> _Korte opdracht 1_: Bij welke priesters kwam volgens de passage over de eunuch vrijwillige castratie om religieuze motieven voor?
> _Korte opdracht 2_: Neem het stuk van de passage over de eunuch tussen "Gepubliceerd op 21-02-2025" en "de → Cybele-cultus.", beide inbegrepen, opnieuw op en verander daarin "bewaking" in "beveiliging".

> _Geselecteerde passage_:

Woordenboek der oudheid

Prof. dr. J. Nuchelmans - Dr. J.H. Brouwers (1976)

Gepubliceerd op 21-02-2025

EUNUCH

betekenis & definitie

Eunuch (Ευνουχος of σταδων, latijn spado).

1. Van nature impotente of ontmande dienaren werden in het Nabije Oosten van oudsher gebruikt voor de bewaking van de vorstelijke vrouwenverblijven en soms ook voor de opvoeding van de koningskinderen. Niet zelden werden zij ook in andere vertrouwensfuncties benoemd, zodat het woord eunuch gemakkelijk de algemene betekenis van vertrouweling des konings kreeg. Aan het hof van enkele laatromeinse keizers speelden echte eunuchen nog een belangrijke politieke rol.

Vrijwillige → castratie om religieuze motieven kwam onder meer voor bij de Galli, de priesters van de → Cybele-cultus.

> _Getoond materiaal_:
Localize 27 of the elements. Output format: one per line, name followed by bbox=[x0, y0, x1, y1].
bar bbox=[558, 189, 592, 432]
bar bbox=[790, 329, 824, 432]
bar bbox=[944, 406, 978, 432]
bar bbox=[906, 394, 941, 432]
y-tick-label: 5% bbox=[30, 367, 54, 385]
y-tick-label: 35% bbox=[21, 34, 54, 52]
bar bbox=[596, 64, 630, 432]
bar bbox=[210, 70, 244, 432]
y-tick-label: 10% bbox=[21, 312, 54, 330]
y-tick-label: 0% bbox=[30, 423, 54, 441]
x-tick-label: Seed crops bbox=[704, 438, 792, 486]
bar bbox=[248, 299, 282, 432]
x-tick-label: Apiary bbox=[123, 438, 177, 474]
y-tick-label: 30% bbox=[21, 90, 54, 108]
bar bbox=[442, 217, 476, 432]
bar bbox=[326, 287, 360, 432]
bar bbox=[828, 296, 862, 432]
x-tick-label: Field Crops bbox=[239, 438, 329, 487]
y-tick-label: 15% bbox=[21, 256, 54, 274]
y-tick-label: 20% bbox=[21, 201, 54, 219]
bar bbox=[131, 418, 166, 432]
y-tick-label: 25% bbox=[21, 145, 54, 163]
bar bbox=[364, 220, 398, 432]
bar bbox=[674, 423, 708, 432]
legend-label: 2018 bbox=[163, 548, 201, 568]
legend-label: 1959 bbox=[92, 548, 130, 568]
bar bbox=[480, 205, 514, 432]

> _Juist antwoord 1_: Bij de Galli, de priesters van de Cybele-cultus.

> _Juist antwoord 2_:
Gepubliceerd op 21-02-2025

EUNUCH

betekenis & definitie

Eunuch (Ευνουχος of σταδων, latijn spado).

1. Van nature impotente of ontmande dienaren werden in het Nabije Oosten van oudsher gebruikt voor de beveiliging van de vorstelijke vrouwenverblijven en soms ook voor de opvoeding van de koningskinderen. Niet zelden werden zij ook in andere vertrouwensfuncties benoemd, zodat het woord eunuch gemakkelijk de algemene betekenis van vertrouweling des konings kreeg. Aan het hof van enkele laatromeinse keizers speelden echte eunuchen nog een belangrijke politieke rol.

Vrijwillige → castratie om religieuze motieven kwam onder meer voor bij de Galli, de priesters van de → Cybele-cultus.